### [RECORDS FOR THE TASK]
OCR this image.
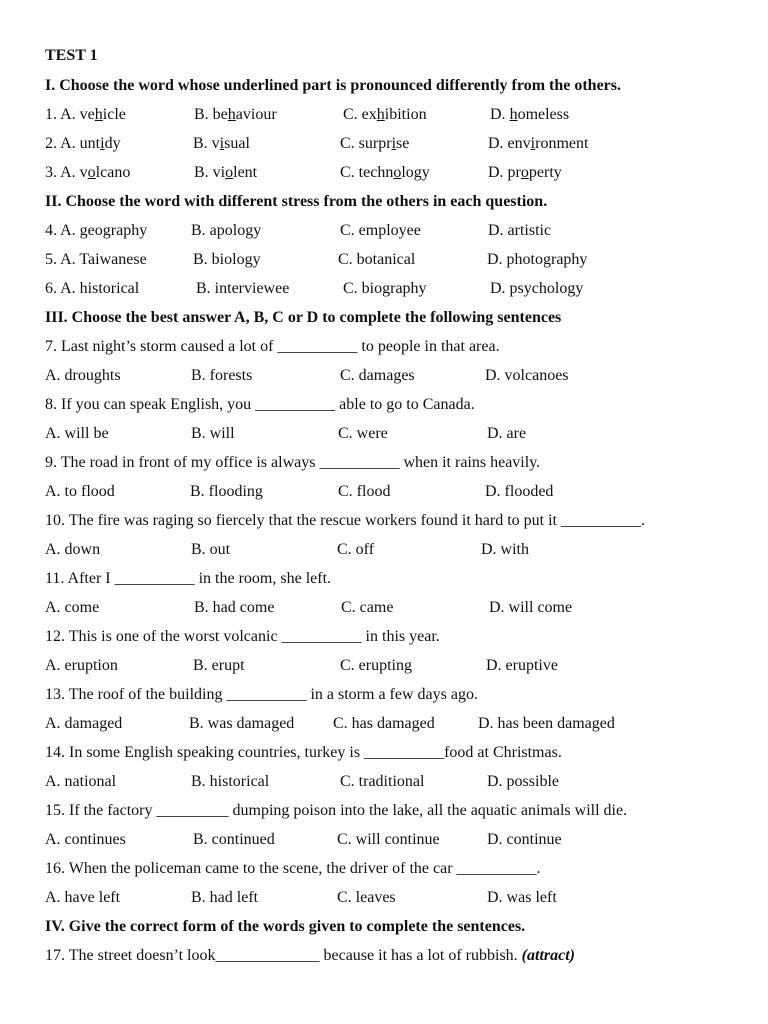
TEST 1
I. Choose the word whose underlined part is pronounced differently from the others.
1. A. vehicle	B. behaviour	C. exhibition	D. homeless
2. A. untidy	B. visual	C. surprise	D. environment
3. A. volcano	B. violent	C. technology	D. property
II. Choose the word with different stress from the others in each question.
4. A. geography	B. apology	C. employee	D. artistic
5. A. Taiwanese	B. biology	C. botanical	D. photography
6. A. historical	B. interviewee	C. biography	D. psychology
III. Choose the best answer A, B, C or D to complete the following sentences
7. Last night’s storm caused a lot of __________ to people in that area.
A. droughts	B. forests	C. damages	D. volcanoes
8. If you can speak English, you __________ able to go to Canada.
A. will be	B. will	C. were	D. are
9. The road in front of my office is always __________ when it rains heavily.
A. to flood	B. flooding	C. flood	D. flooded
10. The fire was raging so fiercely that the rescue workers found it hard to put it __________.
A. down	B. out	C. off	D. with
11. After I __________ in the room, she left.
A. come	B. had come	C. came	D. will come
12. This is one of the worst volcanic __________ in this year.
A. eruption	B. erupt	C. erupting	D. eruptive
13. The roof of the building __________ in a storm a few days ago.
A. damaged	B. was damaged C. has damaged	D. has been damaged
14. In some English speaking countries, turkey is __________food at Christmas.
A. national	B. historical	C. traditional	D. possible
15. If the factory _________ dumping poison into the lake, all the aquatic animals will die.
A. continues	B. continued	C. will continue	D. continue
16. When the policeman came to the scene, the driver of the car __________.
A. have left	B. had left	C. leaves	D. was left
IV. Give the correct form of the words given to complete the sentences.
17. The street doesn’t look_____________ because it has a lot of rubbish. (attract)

### [WHAT THE TASK ASKS]
Pick out and copy every line that contains the word "Choose".

### [WRITTEN ANSWER]
I. Choose the word whose underlined part is pronounced differently from the others.
II. Choose the word with different stress from the others in each question.
III. Choose the best answer A, B, C or D to complete the following sentences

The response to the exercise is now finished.